[Text shown]
=====
Oh, I see, this is the expandlibs business.

But still:

$ nm objdir-gecko/modules/zlib/src/*.o | grep inflate | grep 'T '
[...]
00000001 T MOZ_Z_inflate
[...]

Doesn't look like there's an "inflate" symbol there.
Okay, we're passing -DFT_CONFIG_OPTION_SYSTEM_ZLIB, but only with gcc 4.6.1, for some reason...
You may want to try _Unwind_Backtrace with -fno-omit-frame-pointer, in case bionic does something smart in that case (which might be far fetched).
I fixed the Freetype issue by passing --with-zlib=no to its configure (by modifying Gecko's configure.in).  I have no idea why Freetype's configure was deciding to do something different with the new toolchain.
=====
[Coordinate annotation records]
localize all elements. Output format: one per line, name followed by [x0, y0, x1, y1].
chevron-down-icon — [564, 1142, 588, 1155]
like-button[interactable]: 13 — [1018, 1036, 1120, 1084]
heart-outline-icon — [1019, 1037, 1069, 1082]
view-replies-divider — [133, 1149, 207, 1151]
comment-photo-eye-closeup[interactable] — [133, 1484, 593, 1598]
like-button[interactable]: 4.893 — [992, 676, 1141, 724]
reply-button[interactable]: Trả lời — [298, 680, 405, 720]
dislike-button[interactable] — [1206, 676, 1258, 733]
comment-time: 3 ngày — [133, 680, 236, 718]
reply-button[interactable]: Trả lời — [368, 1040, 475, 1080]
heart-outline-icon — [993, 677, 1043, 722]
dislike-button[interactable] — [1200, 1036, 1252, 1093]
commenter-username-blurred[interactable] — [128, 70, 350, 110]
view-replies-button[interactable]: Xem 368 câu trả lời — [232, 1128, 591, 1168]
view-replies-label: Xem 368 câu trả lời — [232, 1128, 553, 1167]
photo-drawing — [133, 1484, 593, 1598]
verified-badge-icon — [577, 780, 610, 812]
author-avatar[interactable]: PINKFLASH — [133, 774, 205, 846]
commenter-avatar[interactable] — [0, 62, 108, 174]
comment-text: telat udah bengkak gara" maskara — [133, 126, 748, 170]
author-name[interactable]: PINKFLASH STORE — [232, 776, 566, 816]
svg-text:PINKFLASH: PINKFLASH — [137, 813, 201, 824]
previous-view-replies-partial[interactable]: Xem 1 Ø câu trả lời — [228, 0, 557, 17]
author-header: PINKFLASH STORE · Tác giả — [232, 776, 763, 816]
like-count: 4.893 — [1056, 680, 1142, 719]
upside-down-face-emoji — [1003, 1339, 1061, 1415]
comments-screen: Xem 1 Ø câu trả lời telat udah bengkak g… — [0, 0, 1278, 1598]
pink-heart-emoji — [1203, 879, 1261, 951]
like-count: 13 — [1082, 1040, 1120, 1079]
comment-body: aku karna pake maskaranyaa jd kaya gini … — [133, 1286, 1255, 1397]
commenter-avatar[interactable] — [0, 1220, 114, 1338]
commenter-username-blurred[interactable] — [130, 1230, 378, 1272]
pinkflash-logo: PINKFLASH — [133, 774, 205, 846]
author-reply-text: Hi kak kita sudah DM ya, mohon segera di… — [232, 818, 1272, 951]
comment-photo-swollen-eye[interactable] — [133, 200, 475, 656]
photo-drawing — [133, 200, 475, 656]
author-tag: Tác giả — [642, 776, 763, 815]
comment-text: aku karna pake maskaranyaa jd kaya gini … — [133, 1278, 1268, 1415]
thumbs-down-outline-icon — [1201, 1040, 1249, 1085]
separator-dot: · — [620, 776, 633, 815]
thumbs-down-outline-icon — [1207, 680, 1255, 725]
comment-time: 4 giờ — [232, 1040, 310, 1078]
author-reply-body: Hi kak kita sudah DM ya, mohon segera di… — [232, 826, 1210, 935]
=====
[Set exercise 1]
Translate this sentence from the build discussion into Spanish: "I have no idea why Freetype's configure was deciding to do something different with the new toolchain."
[Set exercise 2]
Please set down the stretch of the build discussion from "Doesn't look like" through "be far fetched).", with no changes.
[Set exercise 3]
Resume the build discussion, picking up right after its final sentence.

[Exercise response 1]
No tengo idea de por qué el configure de Freetype decidía hacer algo distinto con la nueva cadena de herramientas.

[Exercise response 2]
Doesn't look like there's an "inflate" symbol there.
Okay, we're passing -DFT_CONFIG_OPTION_SYSTEM_ZLIB, but only with gcc 4.6.1, for some reason...
You may want to try _Unwind_Backtrace with -fno-omit-frame-pointer, in case bionic does something smart in that case (which might be far fetched).

[Exercise response 3]
I think we're getting much better stacks with this new linker and --no-merge-exidx-entries.  I'll attach some stacks in a moment.
Comment on attachment 683641 [details]
Main-process stacks with --no-merge-exidx-entries.

Upon closer inspection, these stacks aren't any prettier than the ones in bug 810105.  :(
Attachment #683641 - Attachment description: Pretty main-process stacks → Main-process stacks with --no-merge-exidx-entries.
Oh jeez.

If you pass -i to addr2line, it will occasionally print four lines instead of the expected two (because it's giving you the line of the real function and the inlined function).  I'd only read two lines out of addr2line, so the extra lines would slowly build up, causing the stacks to appear rotated.
Attached file Actually good stacks, I think. (obsolete) —
This was generated with --no-merge-exidx-entries, but I bet I don't need that, in the end...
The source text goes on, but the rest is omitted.